▸ Materials provided:
* * *
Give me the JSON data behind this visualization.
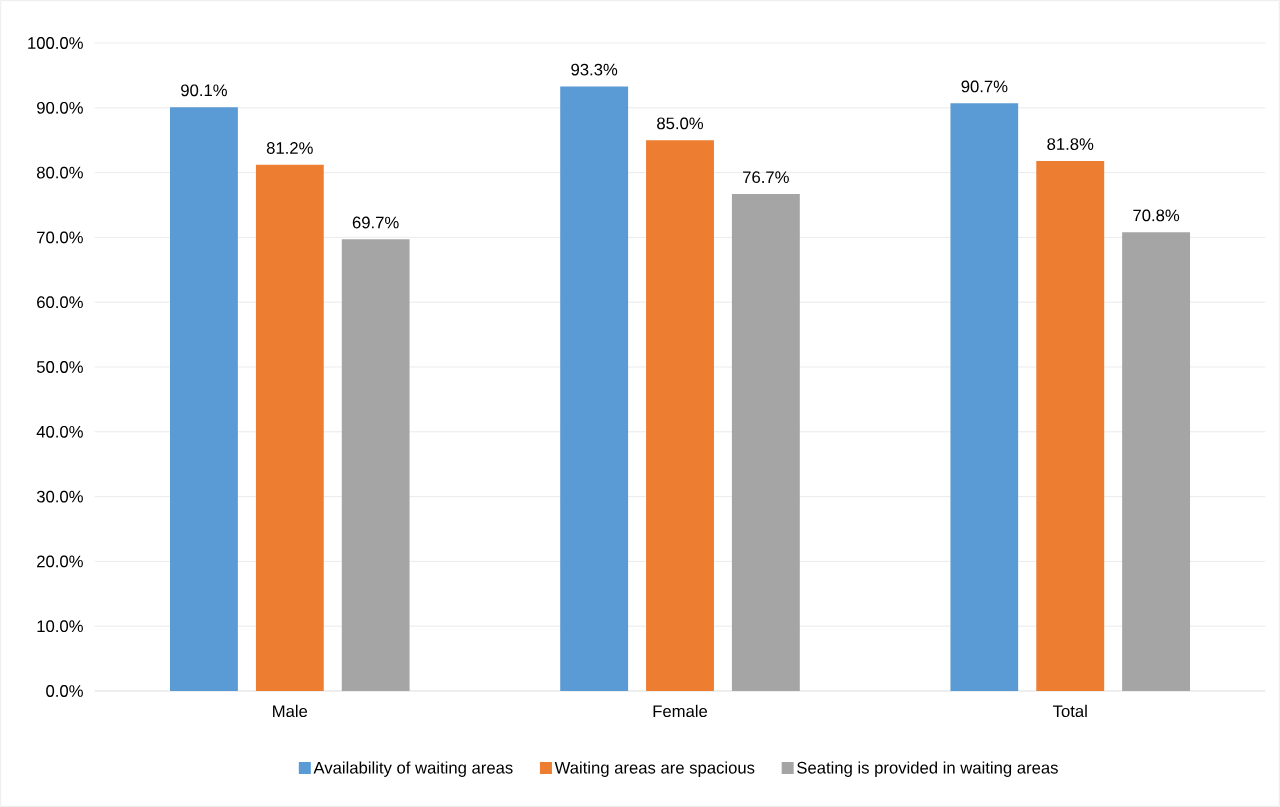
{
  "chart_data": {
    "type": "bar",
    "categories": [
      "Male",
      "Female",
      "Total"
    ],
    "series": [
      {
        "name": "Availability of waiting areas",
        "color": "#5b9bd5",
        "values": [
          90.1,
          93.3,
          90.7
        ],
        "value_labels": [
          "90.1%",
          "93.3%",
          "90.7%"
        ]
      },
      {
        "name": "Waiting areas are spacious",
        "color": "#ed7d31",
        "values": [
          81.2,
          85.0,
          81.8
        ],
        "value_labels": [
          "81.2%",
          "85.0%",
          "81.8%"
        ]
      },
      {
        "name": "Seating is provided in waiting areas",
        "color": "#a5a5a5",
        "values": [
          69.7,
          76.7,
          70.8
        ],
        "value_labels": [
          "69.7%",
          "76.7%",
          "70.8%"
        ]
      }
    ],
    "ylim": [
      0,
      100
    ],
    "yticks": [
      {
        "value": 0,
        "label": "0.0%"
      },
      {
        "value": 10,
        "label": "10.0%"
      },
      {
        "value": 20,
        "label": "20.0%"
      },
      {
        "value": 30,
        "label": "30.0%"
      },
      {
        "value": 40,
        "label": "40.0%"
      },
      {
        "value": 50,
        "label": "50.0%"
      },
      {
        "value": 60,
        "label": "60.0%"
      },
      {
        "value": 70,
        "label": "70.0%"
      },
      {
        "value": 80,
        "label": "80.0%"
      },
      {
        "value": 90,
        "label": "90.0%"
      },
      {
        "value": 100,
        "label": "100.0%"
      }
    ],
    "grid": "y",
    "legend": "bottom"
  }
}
* * *
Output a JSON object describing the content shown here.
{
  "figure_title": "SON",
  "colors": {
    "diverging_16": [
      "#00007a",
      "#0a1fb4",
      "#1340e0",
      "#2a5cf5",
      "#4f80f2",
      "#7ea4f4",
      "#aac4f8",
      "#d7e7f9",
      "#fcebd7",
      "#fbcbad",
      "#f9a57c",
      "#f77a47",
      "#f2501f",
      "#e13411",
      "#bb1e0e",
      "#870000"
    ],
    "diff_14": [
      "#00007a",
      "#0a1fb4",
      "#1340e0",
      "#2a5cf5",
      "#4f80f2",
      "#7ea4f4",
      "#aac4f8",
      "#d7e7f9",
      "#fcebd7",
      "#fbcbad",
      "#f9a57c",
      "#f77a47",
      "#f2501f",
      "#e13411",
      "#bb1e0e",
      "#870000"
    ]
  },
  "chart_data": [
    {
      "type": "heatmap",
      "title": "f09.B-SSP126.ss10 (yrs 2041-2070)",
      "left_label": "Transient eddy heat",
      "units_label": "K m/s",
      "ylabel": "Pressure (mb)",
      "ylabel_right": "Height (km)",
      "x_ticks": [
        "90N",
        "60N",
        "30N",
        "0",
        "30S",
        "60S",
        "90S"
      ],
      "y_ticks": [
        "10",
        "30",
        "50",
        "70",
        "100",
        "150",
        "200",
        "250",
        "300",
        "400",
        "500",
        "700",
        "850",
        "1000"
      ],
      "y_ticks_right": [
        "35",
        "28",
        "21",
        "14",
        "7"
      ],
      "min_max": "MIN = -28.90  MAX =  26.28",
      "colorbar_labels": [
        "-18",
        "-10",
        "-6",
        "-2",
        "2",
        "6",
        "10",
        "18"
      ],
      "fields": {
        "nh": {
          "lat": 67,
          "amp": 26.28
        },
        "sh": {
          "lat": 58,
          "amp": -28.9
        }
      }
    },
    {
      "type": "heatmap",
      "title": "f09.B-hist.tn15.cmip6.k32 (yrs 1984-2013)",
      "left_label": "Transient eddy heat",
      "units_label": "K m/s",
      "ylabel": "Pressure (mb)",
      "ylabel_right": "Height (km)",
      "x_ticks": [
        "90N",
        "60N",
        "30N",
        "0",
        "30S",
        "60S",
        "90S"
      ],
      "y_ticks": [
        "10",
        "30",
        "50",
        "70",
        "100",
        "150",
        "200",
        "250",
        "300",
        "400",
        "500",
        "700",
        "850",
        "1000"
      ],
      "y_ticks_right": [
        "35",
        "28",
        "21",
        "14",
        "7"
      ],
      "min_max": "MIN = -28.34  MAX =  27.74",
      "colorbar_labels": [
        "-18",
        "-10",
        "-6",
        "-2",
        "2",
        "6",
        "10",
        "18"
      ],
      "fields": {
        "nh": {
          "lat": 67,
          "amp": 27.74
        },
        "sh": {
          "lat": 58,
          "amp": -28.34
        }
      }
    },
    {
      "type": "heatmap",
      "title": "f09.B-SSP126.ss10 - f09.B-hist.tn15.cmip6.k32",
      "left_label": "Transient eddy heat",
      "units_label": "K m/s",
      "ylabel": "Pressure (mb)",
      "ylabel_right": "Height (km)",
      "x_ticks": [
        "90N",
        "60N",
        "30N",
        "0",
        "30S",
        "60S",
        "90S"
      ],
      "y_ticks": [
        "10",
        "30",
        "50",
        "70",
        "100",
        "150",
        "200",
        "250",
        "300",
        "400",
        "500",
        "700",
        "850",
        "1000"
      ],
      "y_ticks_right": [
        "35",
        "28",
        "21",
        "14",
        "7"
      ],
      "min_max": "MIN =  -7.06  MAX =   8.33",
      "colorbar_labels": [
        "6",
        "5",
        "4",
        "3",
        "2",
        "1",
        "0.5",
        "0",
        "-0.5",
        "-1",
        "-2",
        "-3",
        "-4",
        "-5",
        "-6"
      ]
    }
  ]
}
* * *
▸ Task details:
Copy all lines in the listing above where the string "name" appears.

▸ Complete output:
        "name": "Availability of waiting areas",
        "name": "Waiting areas are spacious",
        "name": "Seating is provided in waiting areas",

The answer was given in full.